• Set task: Look through the data for the string "коммунальные". Copy every line where it is found.

-=-=-=-=-

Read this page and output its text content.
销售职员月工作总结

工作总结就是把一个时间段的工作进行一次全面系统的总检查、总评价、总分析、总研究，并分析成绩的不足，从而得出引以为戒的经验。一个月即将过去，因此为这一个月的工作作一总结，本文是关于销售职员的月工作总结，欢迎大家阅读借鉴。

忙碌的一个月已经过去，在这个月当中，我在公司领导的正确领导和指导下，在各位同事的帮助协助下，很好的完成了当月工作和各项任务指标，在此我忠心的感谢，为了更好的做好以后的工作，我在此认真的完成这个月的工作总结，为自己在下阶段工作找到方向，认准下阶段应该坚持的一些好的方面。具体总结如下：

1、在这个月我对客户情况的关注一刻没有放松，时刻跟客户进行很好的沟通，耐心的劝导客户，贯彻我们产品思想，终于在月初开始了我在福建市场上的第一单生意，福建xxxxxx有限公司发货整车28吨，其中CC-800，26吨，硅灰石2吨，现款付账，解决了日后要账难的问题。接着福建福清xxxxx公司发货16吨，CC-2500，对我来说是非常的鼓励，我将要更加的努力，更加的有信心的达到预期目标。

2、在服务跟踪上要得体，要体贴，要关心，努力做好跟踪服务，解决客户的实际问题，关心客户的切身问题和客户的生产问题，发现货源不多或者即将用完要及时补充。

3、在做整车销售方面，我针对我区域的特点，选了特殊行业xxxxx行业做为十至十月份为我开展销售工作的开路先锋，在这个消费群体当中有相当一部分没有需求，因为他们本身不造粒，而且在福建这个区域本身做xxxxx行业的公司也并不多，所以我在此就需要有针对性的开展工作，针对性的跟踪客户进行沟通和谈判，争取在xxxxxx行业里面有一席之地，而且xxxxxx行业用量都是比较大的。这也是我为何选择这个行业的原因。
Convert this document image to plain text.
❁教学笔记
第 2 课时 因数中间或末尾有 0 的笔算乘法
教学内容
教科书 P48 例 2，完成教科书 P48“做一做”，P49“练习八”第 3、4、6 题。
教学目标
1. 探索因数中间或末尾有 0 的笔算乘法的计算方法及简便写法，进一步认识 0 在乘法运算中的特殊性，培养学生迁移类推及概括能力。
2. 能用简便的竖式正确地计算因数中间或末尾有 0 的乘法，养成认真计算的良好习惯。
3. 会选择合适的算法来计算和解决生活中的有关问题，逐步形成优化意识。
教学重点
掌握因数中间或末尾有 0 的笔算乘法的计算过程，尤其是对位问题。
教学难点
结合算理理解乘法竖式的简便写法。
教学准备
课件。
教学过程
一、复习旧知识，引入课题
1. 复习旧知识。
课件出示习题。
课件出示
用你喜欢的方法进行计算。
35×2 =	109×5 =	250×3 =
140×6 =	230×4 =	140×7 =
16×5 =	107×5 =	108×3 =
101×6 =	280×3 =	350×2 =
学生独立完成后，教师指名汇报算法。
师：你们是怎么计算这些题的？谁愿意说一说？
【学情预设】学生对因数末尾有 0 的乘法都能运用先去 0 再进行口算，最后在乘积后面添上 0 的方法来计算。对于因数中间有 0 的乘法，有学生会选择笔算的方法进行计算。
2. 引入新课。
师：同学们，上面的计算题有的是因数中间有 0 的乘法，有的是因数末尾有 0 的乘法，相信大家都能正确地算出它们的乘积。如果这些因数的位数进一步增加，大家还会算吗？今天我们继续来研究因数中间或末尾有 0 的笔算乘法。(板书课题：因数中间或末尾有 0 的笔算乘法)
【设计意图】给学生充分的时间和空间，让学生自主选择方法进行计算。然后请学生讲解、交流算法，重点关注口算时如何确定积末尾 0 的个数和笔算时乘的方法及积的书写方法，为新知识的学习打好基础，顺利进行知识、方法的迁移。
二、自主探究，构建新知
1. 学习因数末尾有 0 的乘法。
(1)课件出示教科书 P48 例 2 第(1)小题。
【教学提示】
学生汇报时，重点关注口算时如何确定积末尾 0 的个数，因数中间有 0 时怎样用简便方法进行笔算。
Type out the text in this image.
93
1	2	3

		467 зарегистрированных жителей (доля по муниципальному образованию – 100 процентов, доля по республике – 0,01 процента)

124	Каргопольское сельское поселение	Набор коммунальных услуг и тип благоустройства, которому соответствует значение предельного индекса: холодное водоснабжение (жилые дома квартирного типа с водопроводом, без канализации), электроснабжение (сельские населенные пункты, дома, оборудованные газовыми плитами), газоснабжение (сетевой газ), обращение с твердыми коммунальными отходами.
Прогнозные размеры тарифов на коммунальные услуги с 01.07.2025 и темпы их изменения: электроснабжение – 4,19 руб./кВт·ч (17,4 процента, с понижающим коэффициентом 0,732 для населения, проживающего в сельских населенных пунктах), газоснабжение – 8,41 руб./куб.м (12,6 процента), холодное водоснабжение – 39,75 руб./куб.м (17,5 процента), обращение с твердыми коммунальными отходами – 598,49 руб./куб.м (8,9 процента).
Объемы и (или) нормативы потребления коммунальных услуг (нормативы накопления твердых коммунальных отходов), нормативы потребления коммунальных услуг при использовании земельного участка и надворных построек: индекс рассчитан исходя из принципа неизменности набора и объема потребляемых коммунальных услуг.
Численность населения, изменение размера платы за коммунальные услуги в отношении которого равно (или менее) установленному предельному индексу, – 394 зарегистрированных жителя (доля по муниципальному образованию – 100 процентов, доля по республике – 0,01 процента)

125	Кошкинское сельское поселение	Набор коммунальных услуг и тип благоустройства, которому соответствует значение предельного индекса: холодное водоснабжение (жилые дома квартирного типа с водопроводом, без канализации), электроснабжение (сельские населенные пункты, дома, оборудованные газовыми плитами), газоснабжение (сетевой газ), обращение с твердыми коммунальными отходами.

-=-=-=-=-

• Task solution:
Прогнозные размеры тарифов на коммунальные услуги с 01.07.2025 и темпы их изменения: электроснабжение – 4,19 руб./кВт·ч (17,4 процента, с понижающим коэффициентом 0,732 для населения, проживающего в сельских населенных пунктах), газоснабжение – 8,41 руб./куб.м (12,6 процента), холодное водоснабжение – 39,75 руб./куб.м (17,5 процента), обращение с твердыми коммунальными отходами – 598,49 руб./куб.м (8,9 процента).
Численность населения, изменение размера платы за коммунальные услуги в отношении которого равно (или менее) установленному предельному индексу, – 394 зарегистрированных жителя (доля по муниципальному образованию – 100 процентов, доля по республике – 0,01 процента)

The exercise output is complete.